**SET PROBLEM**. Look through the lines below and extract each one that contains "αερισμού".

**PROVIDED RECORDS**.

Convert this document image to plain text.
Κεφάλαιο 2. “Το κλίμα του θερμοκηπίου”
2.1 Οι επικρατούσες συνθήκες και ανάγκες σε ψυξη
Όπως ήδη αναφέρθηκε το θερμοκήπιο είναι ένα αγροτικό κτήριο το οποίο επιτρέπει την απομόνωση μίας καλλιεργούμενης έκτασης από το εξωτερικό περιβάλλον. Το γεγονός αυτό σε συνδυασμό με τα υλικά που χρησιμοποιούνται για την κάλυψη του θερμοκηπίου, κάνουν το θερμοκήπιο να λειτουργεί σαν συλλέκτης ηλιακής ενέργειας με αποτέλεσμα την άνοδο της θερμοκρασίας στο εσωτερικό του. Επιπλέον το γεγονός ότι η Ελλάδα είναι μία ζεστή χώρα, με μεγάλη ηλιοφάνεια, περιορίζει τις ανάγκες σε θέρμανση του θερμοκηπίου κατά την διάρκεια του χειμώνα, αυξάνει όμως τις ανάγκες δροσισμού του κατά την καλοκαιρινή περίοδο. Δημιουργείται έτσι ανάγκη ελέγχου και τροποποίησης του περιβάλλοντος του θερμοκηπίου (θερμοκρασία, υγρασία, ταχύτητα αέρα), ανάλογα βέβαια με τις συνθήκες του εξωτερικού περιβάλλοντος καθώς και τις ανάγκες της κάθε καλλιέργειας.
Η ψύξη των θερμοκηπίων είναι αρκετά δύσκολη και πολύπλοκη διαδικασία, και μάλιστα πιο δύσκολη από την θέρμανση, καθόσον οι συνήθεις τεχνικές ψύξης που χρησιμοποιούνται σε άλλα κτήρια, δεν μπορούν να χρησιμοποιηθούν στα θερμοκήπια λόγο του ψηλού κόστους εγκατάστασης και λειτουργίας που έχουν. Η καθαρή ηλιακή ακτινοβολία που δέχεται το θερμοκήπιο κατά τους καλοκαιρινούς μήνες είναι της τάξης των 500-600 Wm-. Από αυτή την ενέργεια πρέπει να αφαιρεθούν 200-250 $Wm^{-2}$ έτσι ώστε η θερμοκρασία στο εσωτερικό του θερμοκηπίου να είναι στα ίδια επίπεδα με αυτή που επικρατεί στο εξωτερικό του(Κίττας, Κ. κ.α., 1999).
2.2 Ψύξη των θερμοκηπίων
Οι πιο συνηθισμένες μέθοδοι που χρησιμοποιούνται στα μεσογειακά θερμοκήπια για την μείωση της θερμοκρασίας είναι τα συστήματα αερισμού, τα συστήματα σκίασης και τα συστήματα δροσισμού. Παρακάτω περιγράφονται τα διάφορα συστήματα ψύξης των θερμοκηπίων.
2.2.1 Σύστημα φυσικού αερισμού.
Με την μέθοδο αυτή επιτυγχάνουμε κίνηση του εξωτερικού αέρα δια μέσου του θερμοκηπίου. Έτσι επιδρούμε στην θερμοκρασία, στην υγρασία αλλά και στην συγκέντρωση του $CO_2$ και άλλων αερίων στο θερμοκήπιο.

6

**FINAL RESULT**.
Οι πιο συνηθισμένες μέθοδοι που χρησιμοποιούνται στα μεσογειακά θερμοκήπια για την μείωση της θερμοκρασίας είναι τα συστήματα αερισμού, τα συστήματα σκίασης και τα συστήματα δροσισμού. Παρακάτω περιγράφονται τα διάφορα συστήματα ψύξης των θερμοκηπίων.
2.2.1 Σύστημα φυσικού αερισμού.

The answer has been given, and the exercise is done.